» **Directions**:
Work through the data below and give the number of lines holding "MODES", nothing more.

____________________

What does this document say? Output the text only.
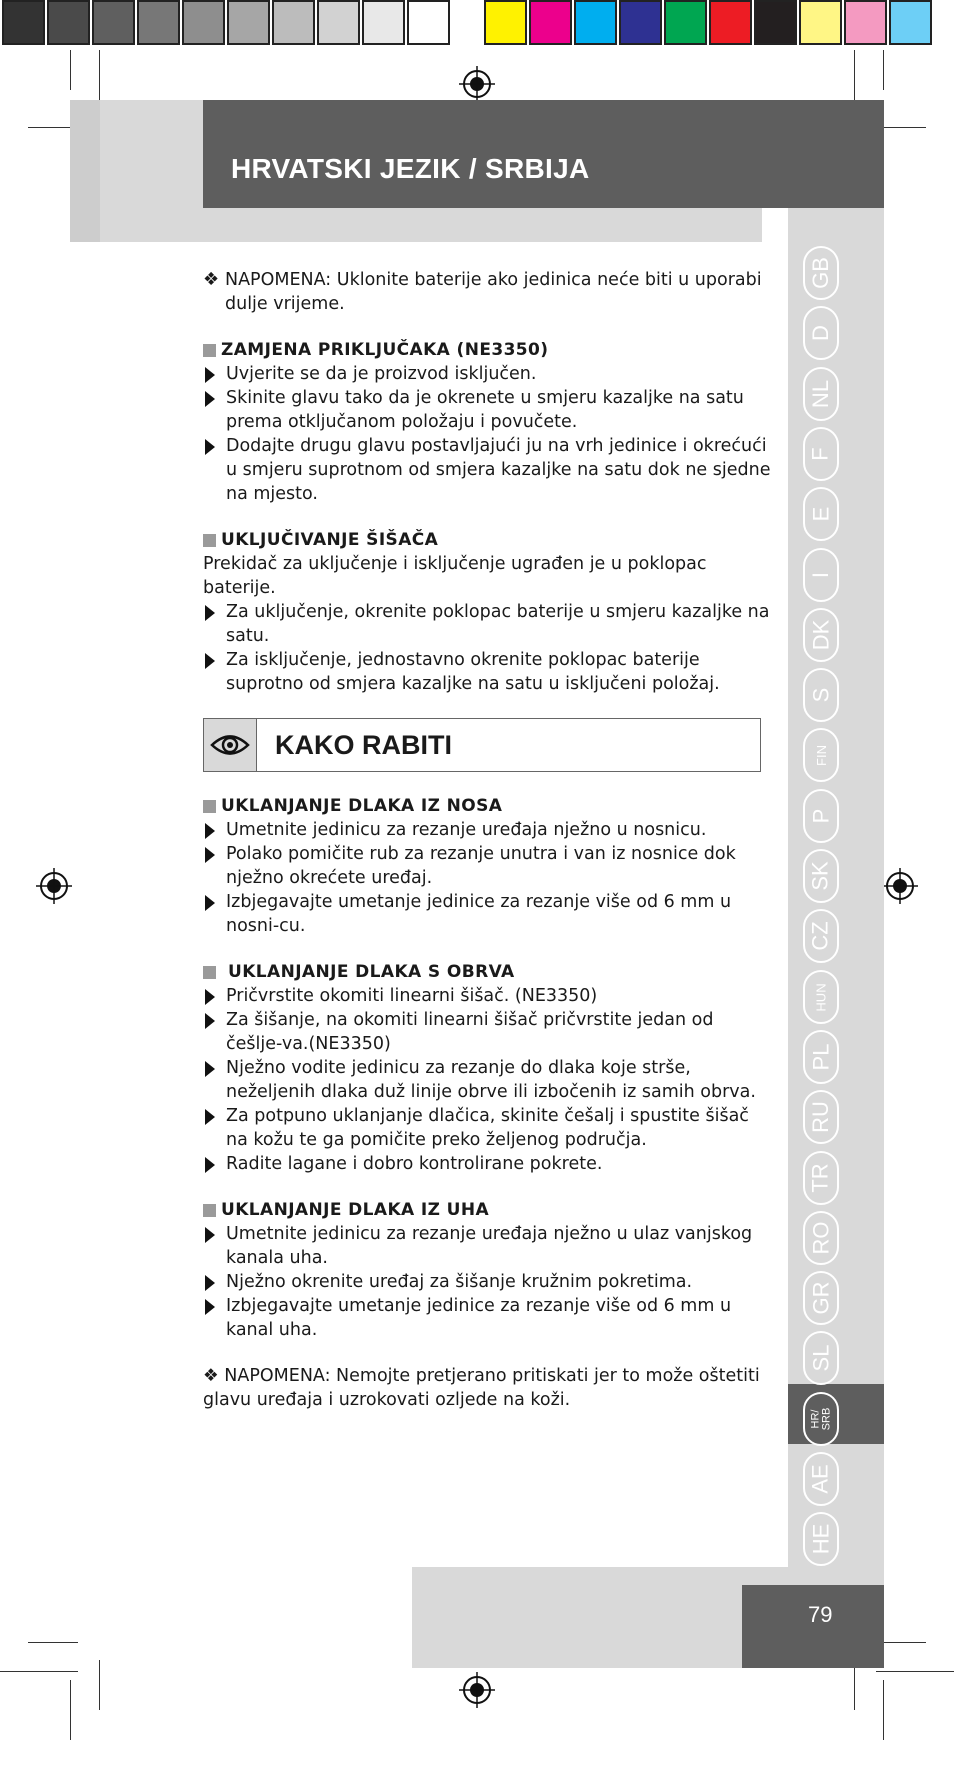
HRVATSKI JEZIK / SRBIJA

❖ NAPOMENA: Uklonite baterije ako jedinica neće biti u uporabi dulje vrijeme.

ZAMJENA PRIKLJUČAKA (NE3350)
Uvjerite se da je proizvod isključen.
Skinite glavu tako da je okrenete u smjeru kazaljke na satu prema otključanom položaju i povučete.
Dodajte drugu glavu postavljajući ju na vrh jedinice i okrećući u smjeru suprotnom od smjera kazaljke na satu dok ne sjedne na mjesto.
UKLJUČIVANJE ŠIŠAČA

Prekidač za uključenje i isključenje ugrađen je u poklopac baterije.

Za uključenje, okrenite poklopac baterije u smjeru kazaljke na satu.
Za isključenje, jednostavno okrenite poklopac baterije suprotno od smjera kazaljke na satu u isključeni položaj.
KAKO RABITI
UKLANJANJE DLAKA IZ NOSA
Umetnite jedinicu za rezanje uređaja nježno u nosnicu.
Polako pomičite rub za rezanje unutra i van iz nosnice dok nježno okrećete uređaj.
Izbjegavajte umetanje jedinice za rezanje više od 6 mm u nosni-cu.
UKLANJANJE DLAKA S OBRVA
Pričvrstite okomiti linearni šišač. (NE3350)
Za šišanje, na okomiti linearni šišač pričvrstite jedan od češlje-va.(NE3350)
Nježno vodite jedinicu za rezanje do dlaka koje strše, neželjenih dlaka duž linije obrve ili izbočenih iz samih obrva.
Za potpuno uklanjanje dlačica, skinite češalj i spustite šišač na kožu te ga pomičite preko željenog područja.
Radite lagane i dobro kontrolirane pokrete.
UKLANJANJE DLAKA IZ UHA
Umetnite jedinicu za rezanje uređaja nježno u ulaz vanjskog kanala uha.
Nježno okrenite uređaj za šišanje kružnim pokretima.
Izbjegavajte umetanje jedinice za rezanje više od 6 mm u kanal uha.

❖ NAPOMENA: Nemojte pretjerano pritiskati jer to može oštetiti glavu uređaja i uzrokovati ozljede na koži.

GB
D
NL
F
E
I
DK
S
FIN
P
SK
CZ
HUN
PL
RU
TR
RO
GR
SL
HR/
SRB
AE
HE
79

____________________

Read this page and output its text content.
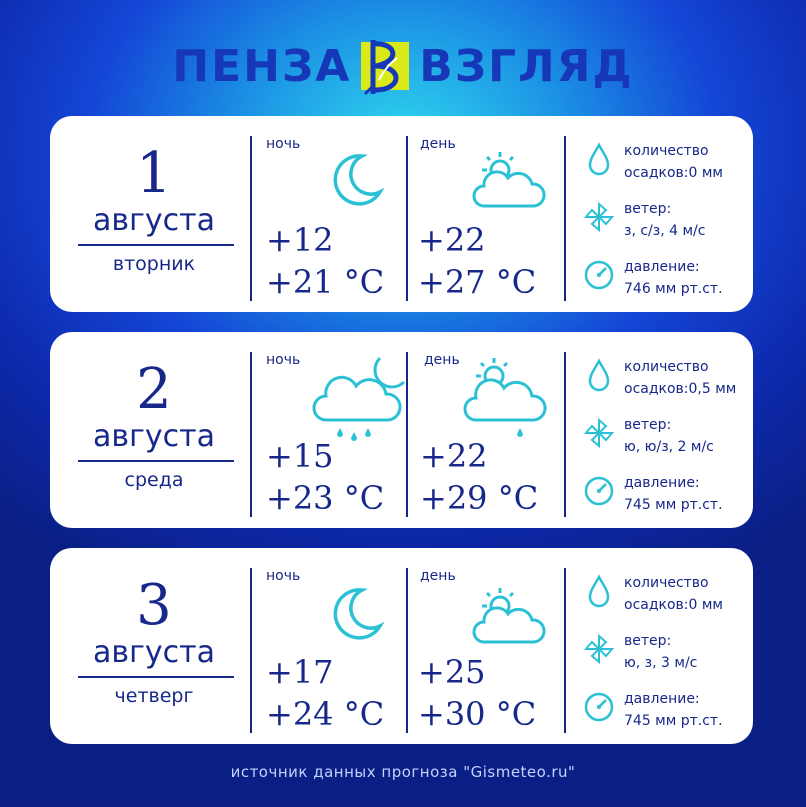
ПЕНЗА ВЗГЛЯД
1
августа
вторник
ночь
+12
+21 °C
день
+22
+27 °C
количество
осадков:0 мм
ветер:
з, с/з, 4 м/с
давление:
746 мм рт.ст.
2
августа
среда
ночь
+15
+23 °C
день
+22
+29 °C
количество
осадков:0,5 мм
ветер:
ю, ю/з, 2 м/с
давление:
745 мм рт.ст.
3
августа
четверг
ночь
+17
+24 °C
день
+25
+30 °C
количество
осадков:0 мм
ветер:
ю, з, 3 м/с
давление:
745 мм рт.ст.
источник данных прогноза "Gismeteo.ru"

____________________

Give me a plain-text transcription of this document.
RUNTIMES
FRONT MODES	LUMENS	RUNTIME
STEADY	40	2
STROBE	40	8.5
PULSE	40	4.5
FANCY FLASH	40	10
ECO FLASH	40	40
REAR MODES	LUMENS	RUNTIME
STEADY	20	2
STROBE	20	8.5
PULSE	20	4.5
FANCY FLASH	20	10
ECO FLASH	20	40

____________________

» **Expected answer**:
2